— begin EXTRACTED RECORDS —
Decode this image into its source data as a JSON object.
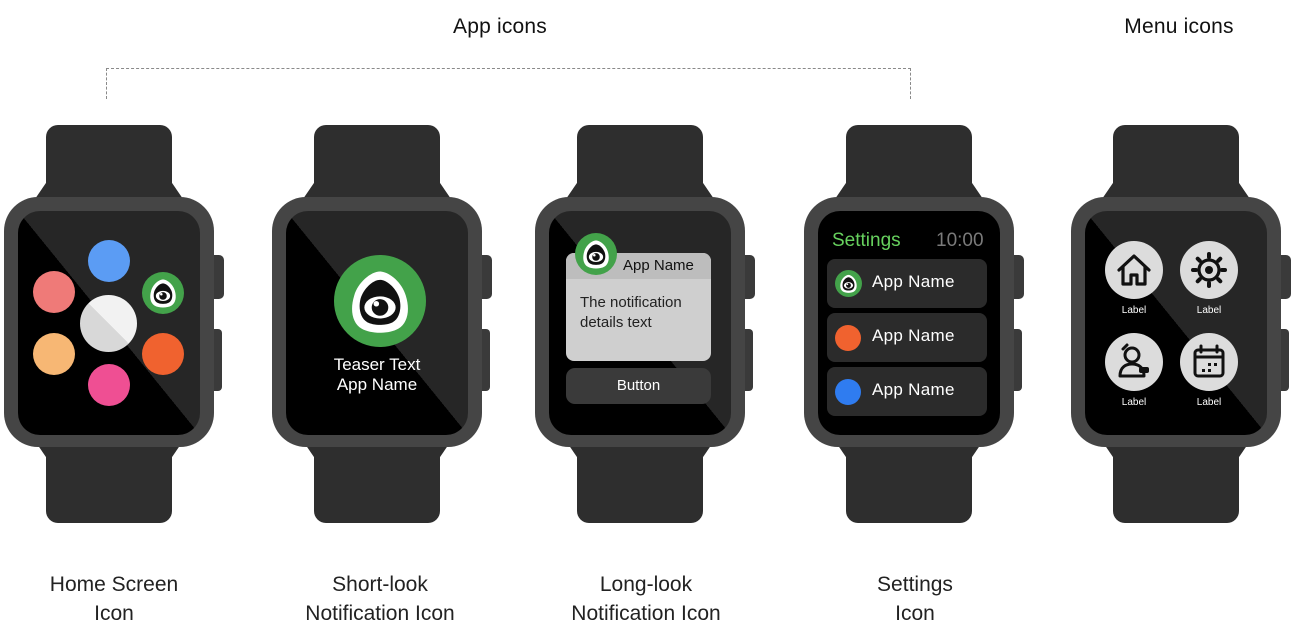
{
  "headings": {
    "app_icons": "App icons",
    "menu_icons": "Menu icons"
  },
  "watches": {
    "home": {
      "caption": [
        "Home Screen",
        "Icon"
      ],
      "dots": [
        "#5b9cf4",
        "#ef7a78",
        "#ececec",
        "#f7b774",
        "#f0622f",
        "#ef4f93"
      ],
      "app_icon": "eye-app-icon"
    },
    "short_look": {
      "caption": [
        "Short-look",
        "Notification Icon"
      ],
      "teaser": "Teaser Text",
      "app_name": "App Name",
      "app_icon": "eye-app-icon"
    },
    "long_look": {
      "caption": [
        "Long-look",
        "Notification Icon"
      ],
      "app_name": "App Name",
      "body": [
        "The notification",
        "details text"
      ],
      "button": "Button",
      "app_icon": "eye-app-icon"
    },
    "settings": {
      "caption": [
        "Settings",
        "Icon"
      ],
      "title": "Settings",
      "time": "10:00",
      "rows": [
        {
          "label": "App Name",
          "icon": "eye-app-icon"
        },
        {
          "label": "App Name",
          "color": "#f0622f"
        },
        {
          "label": "App Name",
          "color": "#2f7cf0"
        }
      ]
    },
    "menu": {
      "items": [
        {
          "label": "Label",
          "icon": "home-icon"
        },
        {
          "label": "Label",
          "icon": "gear-icon"
        },
        {
          "label": "Label",
          "icon": "user-icon"
        },
        {
          "label": "Label",
          "icon": "calendar-icon"
        }
      ]
    }
  },
  "colors": {
    "brand_green": "#43a24a",
    "settings_green": "#67d15e",
    "watch_body": "#454545",
    "band": "#2e2e2e"
  }
}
— end EXTRACTED RECORDS —
**PROBLEM REQUIREMENTS**:
Every record above should be written out again exactly; the pictures stay out of the copy.

**WRITTEN ANSWER**:
Decode this image into its source data as a JSON object.
{
  "headings": {
    "app_icons": "App icons",
    "menu_icons": "Menu icons"
  },
  "watches": {
    "home": {
      "caption": [
        "Home Screen",
        "Icon"
      ],
      "dots": [
        "#5b9cf4",
        "#ef7a78",
        "#ececec",
        "#f7b774",
        "#f0622f",
        "#ef4f93"
      ],
      "app_icon": "eye-app-icon"
    },
    "short_look": {
      "caption": [
        "Short-look",
        "Notification Icon"
      ],
      "teaser": "Teaser Text",
      "app_name": "App Name",
      "app_icon": "eye-app-icon"
    },
    "long_look": {
      "caption": [
        "Long-look",
        "Notification Icon"
      ],
      "app_name": "App Name",
      "body": [
        "The notification",
        "details text"
      ],
      "button": "Button",
      "app_icon": "eye-app-icon"
    },
    "settings": {
      "caption": [
        "Settings",
        "Icon"
      ],
      "title": "Settings",
      "time": "10:00",
      "rows": [
        {
          "label": "App Name",
          "icon": "eye-app-icon"
        },
        {
          "label": "App Name",
          "color": "#f0622f"
        },
        {
          "label": "App Name",
          "color": "#2f7cf0"
        }
      ]
    },
    "menu": {
      "items": [
        {
          "label": "Label",
          "icon": "home-icon"
        },
        {
          "label": "Label",
          "icon": "gear-icon"
        },
        {
          "label": "Label",
          "icon": "user-icon"
        },
        {
          "label": "Label",
          "icon": "calendar-icon"
        }
      ]
    }
  },
  "colors": {
    "brand_green": "#43a24a",
    "settings_green": "#67d15e",
    "watch_body": "#454545",
    "band": "#2e2e2e"
  }
}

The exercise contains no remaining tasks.